◆ **WHAT YOU HAVE TO DO**: Reproduce all the lines below exactly and omit the images.

◆ **WORKING DATA**:
++++++++++

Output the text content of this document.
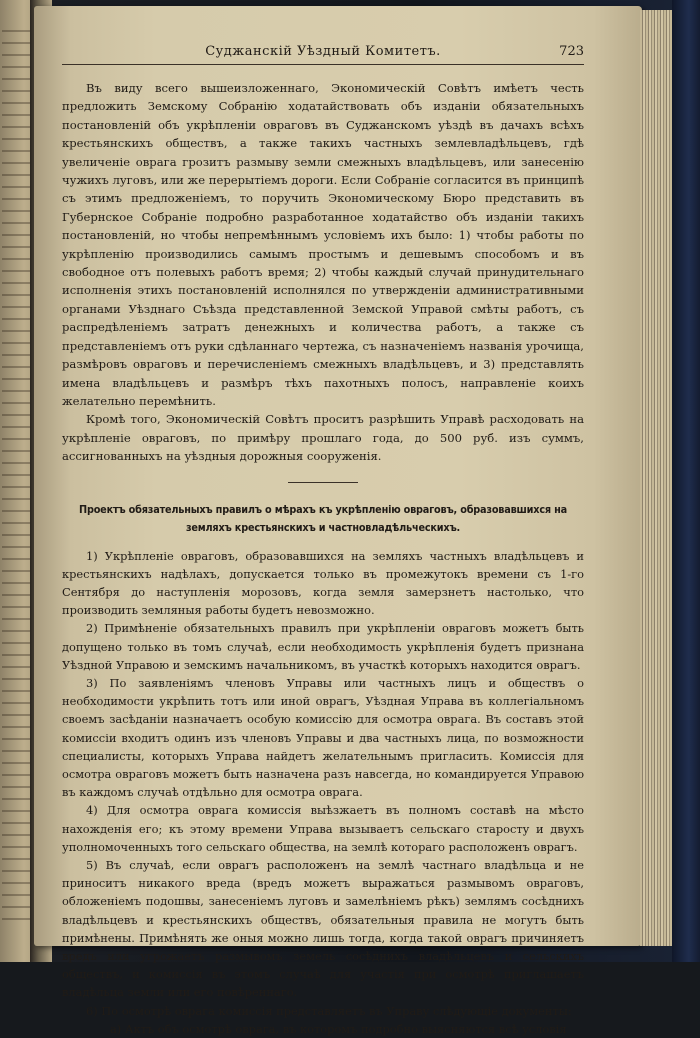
Суджанскій Уѣздный Комитетъ.	723

Въ виду всего вышеизложеннаго, Экономическій Совѣтъ имѣетъ честь предложить Земскому Собранію ходатайствовать объ изданіи обязательныхъ постановленій объ укрѣпленіи овраговъ въ Суджанскомъ уѣздѣ въ дачахъ всѣхъ крестьянскихъ обществъ, а также такихъ частныхъ землевладѣльцевъ, гдѣ увеличеніе оврага грозитъ размыву земли смежныхъ владѣльцевъ, или занесенію чужихъ луговъ, или же перерытіемъ дороги. Если Собраніе согласится въ принципѣ съ этимъ предложеніемъ, то поручить Экономическому Бюро представить въ Губернское Собраніе подробно разработанное ходатайство объ изданіи такихъ постановленій, но чтобы непремѣннымъ условіемъ ихъ было: 1) чтобы работы по укрѣпленію производились самымъ простымъ и дешевымъ способомъ и въ свободное отъ полевыхъ работъ время; 2) чтобы каждый случай принудительнаго исполненія этихъ постановленій исполнялся по утвержденіи административными органами Уѣзднаго Съѣзда представленной Земской Управой смѣты работъ, съ распредѣленіемъ затратъ денежныхъ и количества работъ, а также съ представленіемъ отъ руки сдѣланнаго чертежа, съ назначеніемъ названія урочища, размѣровъ овраговъ и перечисленіемъ смежныхъ владѣльцевъ, и 3) представлять имена владѣльцевъ и размѣръ тѣхъ пахотныхъ полосъ, направленіе коихъ желательно перемѣнить.

Кромѣ того, Экономическій Совѣтъ проситъ разрѣшить Управѣ расходовать на укрѣпленіе овраговъ, по примѣру прошлаго года, до 500 руб. изъ суммъ, ассигнованныхъ на уѣздныя дорожныя сооруженія.

Проектъ обязательныхъ правилъ о мѣрахъ къ укрѣпленію овраговъ, образовавшихся на земляхъ крестьянскихъ и частновладѣльческихъ.

1) Укрѣпленіе овраговъ, образовавшихся на земляхъ частныхъ владѣльцевъ и крестьянскихъ надѣлахъ, допускается только въ промежутокъ времени съ 1-го Сентября до наступленія морозовъ, когда земля замерзнетъ настолько, что производить земляныя работы будетъ невозможно.

2) Примѣненіе обязательныхъ правилъ при укрѣпленіи овраговъ можетъ быть допущено только въ томъ случаѣ, если необходимость укрѣпленія будетъ признана Уѣздной Управою и земскимъ начальникомъ, въ участкѣ которыхъ находится оврагъ.

3) По заявленіямъ членовъ Управы или частныхъ лицъ и обществъ о необходимости укрѣпить тотъ или иной оврагъ, Уѣздная Управа въ коллегіальномъ своемъ засѣданіи назначаетъ особую комиссію для осмотра оврага. Въ составъ этой комиссіи входитъ одинъ изъ членовъ Управы и два частныхъ лица, по возможности специалисты, которыхъ Управа найдетъ желательнымъ пригласить. Комиссія для осмотра овраговъ можетъ быть назначена разъ навсегда, но командируется Управою въ каждомъ случаѣ отдѣльно для осмотра оврага.

4) Для осмотра оврага комиссія выѣзжаетъ въ полномъ составѣ на мѣсто нахожденія его; къ этому времени Управа вызываетъ сельскаго старосту и двухъ уполномоченныхъ того сельскаго общества, на землѣ котораго расположенъ оврагъ.

5) Въ случаѣ, если оврагъ расположенъ на землѣ частнаго владѣльца и не приноситъ никакого вреда (вредъ можетъ выражаться размывомъ овраговъ, обложеніемъ подошвы, занесеніемъ луговъ и замелѣніемъ рѣкъ) землямъ сосѣднихъ владѣльцевъ и крестьянскихъ обществъ, обязательныя правила не могутъ быть примѣнены. Примѣнять же оныя можно лишь тогда, когда такой оврагъ причиняетъ вредъ или угрожаетъ размывомъ земель сосѣднихъ владѣльцевъ и сельскихъ обществъ, и комиссія въ этомъ случаѣ для участія при осмотрѣ приглашаетъ владѣльца земли или его повѣреннаго.

6) По осмотрѣ оврага комиссія представляетъ въ Управу слѣдующіе документы:

а) Актъ объ осмотрѣ оврага, въ которомъ подробно выясняются всѣ условія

++++++++++

◆ **RESPONSE TO THIS EXERCISE**:
Output the text content of this document.
Суджанскій Уѣздный Комитетъ.	723

Въ виду всего вышеизложеннаго, Экономическій Совѣтъ имѣетъ честь предложить Земскому Собранію ходатайствовать объ изданіи обязательныхъ постановленій объ укрѣпленіи овраговъ въ Суджанскомъ уѣздѣ въ дачахъ всѣхъ крестьянскихъ обществъ, а также такихъ частныхъ землевладѣльцевъ, гдѣ увеличеніе оврага грозитъ размыву земли смежныхъ владѣльцевъ, или занесенію чужихъ луговъ, или же перерытіемъ дороги. Если Собраніе согласится въ принципѣ съ этимъ предложеніемъ, то поручить Экономическому Бюро представить въ Губернское Собраніе подробно разработанное ходатайство объ изданіи такихъ постановленій, но чтобы непремѣннымъ условіемъ ихъ было: 1) чтобы работы по укрѣпленію производились самымъ простымъ и дешевымъ способомъ и въ свободное отъ полевыхъ работъ время; 2) чтобы каждый случай принудительнаго исполненія этихъ постановленій исполнялся по утвержденіи административными органами Уѣзднаго Съѣзда представленной Земской Управой смѣты работъ, съ распредѣленіемъ затратъ денежныхъ и количества работъ, а также съ представленіемъ отъ руки сдѣланнаго чертежа, съ назначеніемъ названія урочища, размѣровъ овраговъ и перечисленіемъ смежныхъ владѣльцевъ, и 3) представлять имена владѣльцевъ и размѣръ тѣхъ пахотныхъ полосъ, направленіе коихъ желательно перемѣнить.

Кромѣ того, Экономическій Совѣтъ проситъ разрѣшить Управѣ расходовать на укрѣпленіе овраговъ, по примѣру прошлаго года, до 500 руб. изъ суммъ, ассигнованныхъ на уѣздныя дорожныя сооруженія.

Проектъ обязательныхъ правилъ о мѣрахъ къ укрѣпленію овраговъ, образовавшихся на земляхъ крестьянскихъ и частновладѣльческихъ.

1) Укрѣпленіе овраговъ, образовавшихся на земляхъ частныхъ владѣльцевъ и крестьянскихъ надѣлахъ, допускается только въ промежутокъ времени съ 1-го Сентября до наступленія морозовъ, когда земля замерзнетъ настолько, что производить земляныя работы будетъ невозможно.

2) Примѣненіе обязательныхъ правилъ при укрѣпленіи овраговъ можетъ быть допущено только въ томъ случаѣ, если необходимость укрѣпленія будетъ признана Уѣздной Управою и земскимъ начальникомъ, въ участкѣ которыхъ находится оврагъ.

3) По заявленіямъ членовъ Управы или частныхъ лицъ и обществъ о необходимости укрѣпить тотъ или иной оврагъ, Уѣздная Управа въ коллегіальномъ своемъ засѣданіи назначаетъ особую комиссію для осмотра оврага. Въ составъ этой комиссіи входитъ одинъ изъ членовъ Управы и два частныхъ лица, по возможности специалисты, которыхъ Управа найдетъ желательнымъ пригласить. Комиссія для осмотра овраговъ можетъ быть назначена разъ навсегда, но командируется Управою въ каждомъ случаѣ отдѣльно для осмотра оврага.

4) Для осмотра оврага комиссія выѣзжаетъ въ полномъ составѣ на мѣсто нахожденія его; къ этому времени Управа вызываетъ сельскаго старосту и двухъ уполномоченныхъ того сельскаго общества, на землѣ котораго расположенъ оврагъ.

5) Въ случаѣ, если оврагъ расположенъ на землѣ частнаго владѣльца и не приноситъ никакого вреда (вредъ можетъ выражаться размывомъ овраговъ, обложеніемъ подошвы, занесеніемъ луговъ и замелѣніемъ рѣкъ) землямъ сосѣднихъ владѣльцевъ и крестьянскихъ обществъ, обязательныя правила не могутъ быть примѣнены. Примѣнять же оныя можно лишь тогда, когда такой оврагъ причиняетъ вредъ или угрожаетъ размывомъ земель сосѣднихъ владѣльцевъ и сельскихъ обществъ, и комиссія въ этомъ случаѣ для участія при осмотрѣ приглашаетъ владѣльца земли или его повѣреннаго.

6) По осмотрѣ оврага комиссія представляетъ въ Управу слѣдующіе документы:

а) Актъ объ осмотрѣ оврага, въ которомъ подробно выясняются всѣ условія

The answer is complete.